[EXERCISE]: Below are records to transcribe exactly, without their pictures.

[Extracted records]:
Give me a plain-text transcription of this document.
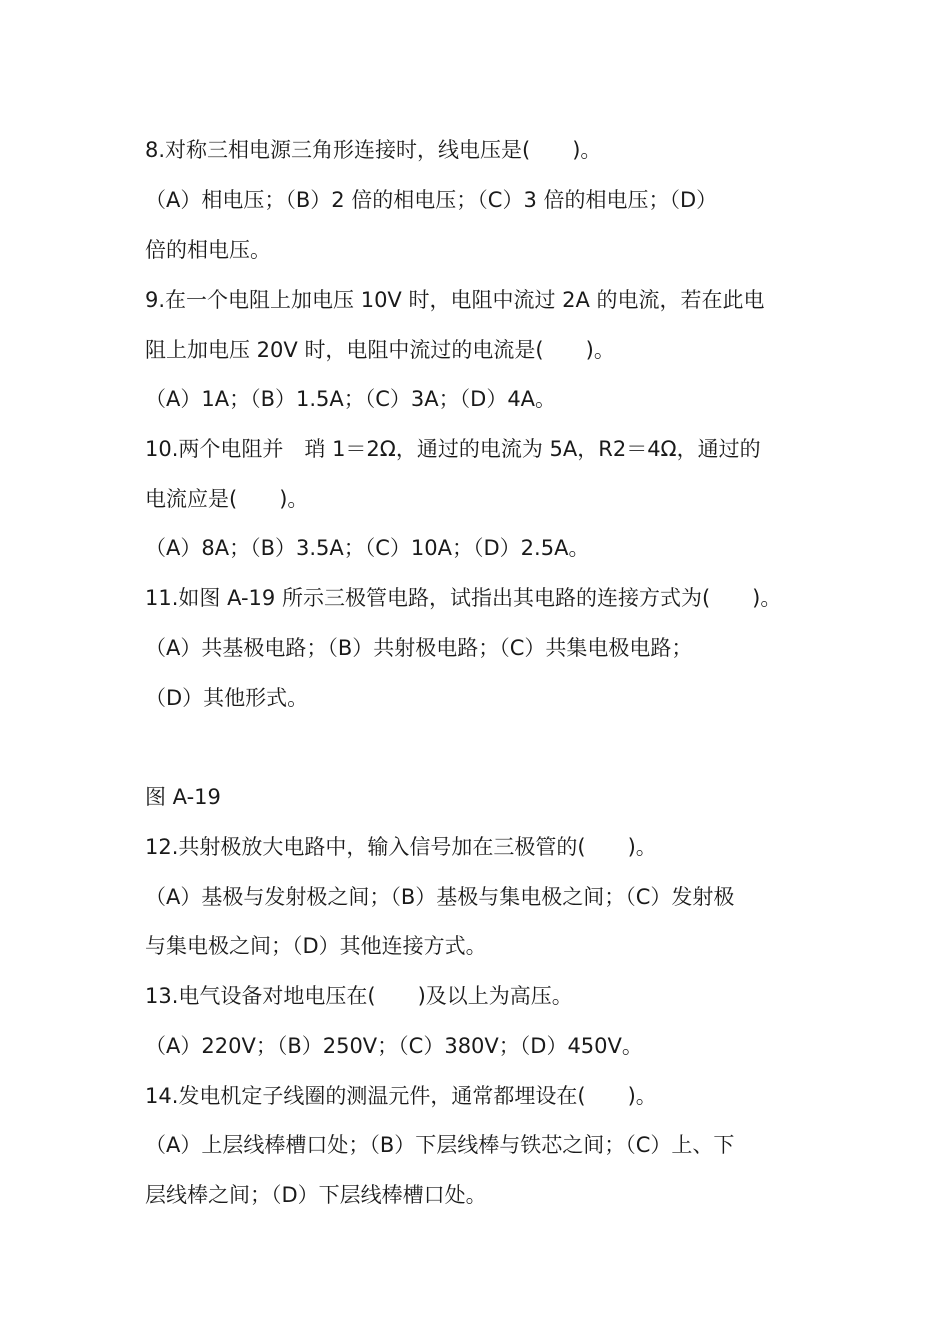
8.对称三相电源三角形连接时，线电压是(　　)。
（A）相电压；（B）2 倍的相电压；（C）3 倍的相电压；（D）
倍的相电压。
9.在一个电阻上加电压 10V 时，电阻中流过 2A 的电流，若在此电
阻上加电压 20V 时，电阻中流过的电流是(　　)。
（A）1A；（B）1.5A；（C）3A；（D）4A。
10.两个电阻并　琑 1＝2Ω，通过的电流为 5A，R2＝4Ω，通过的
电流应是(　　)。
（A）8A；（B）3.5A；（C）10A；（D）2.5A。
11.如图 A-19 所示三极管电路，试指出其电路的连接方式为(　　)。
（A）共基极电路；（B）共射极电路；（C）共集电极电路；
（D）其他形式。
图 A-19
12.共射极放大电路中，输入信号加在三极管的(　　)。
（A）基极与发射极之间；（B）基极与集电极之间；（C）发射极
与集电极之间；（D）其他连接方式。
13.电气设备对地电压在(　　)及以上为高压。
（A）220V；（B）250V；（C）380V；（D）450V。
14.发电机定子线圈的测温元件，通常都埋设在(　　)。
（A）上层线棒槽口处；（B）下层线棒与铁芯之间；（C）上、下
层线棒之间；（D）下层线棒槽口处。
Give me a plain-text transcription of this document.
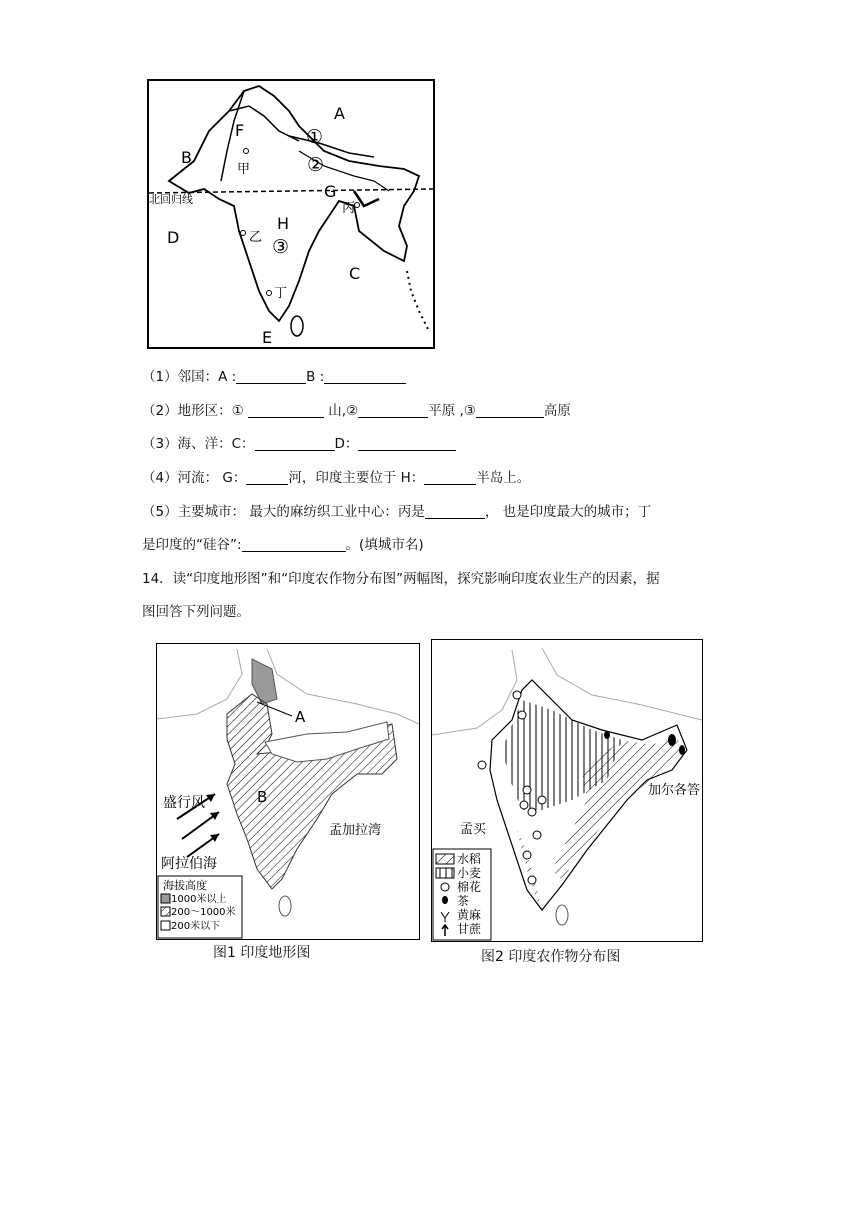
A
B
C
D
E
F
G
H
①
②
③
甲
乙
丙
丁
北回归线
（1）邻国：A :	B :
（2）地形区：①	山,②	平原 ,③	高原
（3）海、洋：C：	D：
（4）河流： G：	河，印度主要位于 H：	半岛上。
（5）主要城市： 最大的麻纺织工业中心：丙是	， 也是印度最大的城市；丁
是印度的“硅谷”:	。(填城市名)
14．读“印度地形图”和“印度农作物分布图”两幅图，探究影响印度农业生产的因素，据
图回答下列问题。
A
B
盛行风
阿拉伯海
孟加拉湾
海拔高度
1000米以上
200～1000米
200米以下
图1 印度地形图
孟买
加尔各答
水稻
小麦
棉花
茶
黄麻
甘蔗
图2 印度农作物分布图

[RESPONSE]:
Give me a plain-text transcription of this document.
8.对称三相电源三角形连接时，线电压是(　　)。
（A）相电压；（B）2 倍的相电压；（C）3 倍的相电压；（D）
倍的相电压。
9.在一个电阻上加电压 10V 时，电阻中流过 2A 的电流，若在此电
阻上加电压 20V 时，电阻中流过的电流是(　　)。
（A）1A；（B）1.5A；（C）3A；（D）4A。
10.两个电阻并　琑 1＝2Ω，通过的电流为 5A，R2＝4Ω，通过的
电流应是(　　)。
（A）8A；（B）3.5A；（C）10A；（D）2.5A。
11.如图 A-19 所示三极管电路，试指出其电路的连接方式为(　　)。
（A）共基极电路；（B）共射极电路；（C）共集电极电路；
（D）其他形式。
图 A-19
12.共射极放大电路中，输入信号加在三极管的(　　)。
（A）基极与发射极之间；（B）基极与集电极之间；（C）发射极
与集电极之间；（D）其他连接方式。
13.电气设备对地电压在(　　)及以上为高压。
（A）220V；（B）250V；（C）380V；（D）450V。
14.发电机定子线圈的测温元件，通常都埋设在(　　)。
（A）上层线棒槽口处；（B）下层线棒与铁芯之间；（C）上、下
层线棒之间；（D）下层线棒槽口处。
Give me a plain-text transcription of this document.
A
B
C
D
E
F
G
H
①
②
③
甲
乙
丙
丁
北回归线
（1）邻国：A :	B :
（2）地形区：①	山,②	平原 ,③	高原
（3）海、洋：C：	D：
（4）河流： G：	河，印度主要位于 H：	半岛上。
（5）主要城市： 最大的麻纺织工业中心：丙是	， 也是印度最大的城市；丁
是印度的“硅谷”:	。(填城市名)
14．读“印度地形图”和“印度农作物分布图”两幅图，探究影响印度农业生产的因素，据
图回答下列问题。
A
B
盛行风
阿拉伯海
孟加拉湾
海拔高度
1000米以上
200～1000米
200米以下
图1 印度地形图
孟买
加尔各答
水稻
小麦
棉花
茶
黄麻
甘蔗
图2 印度农作物分布图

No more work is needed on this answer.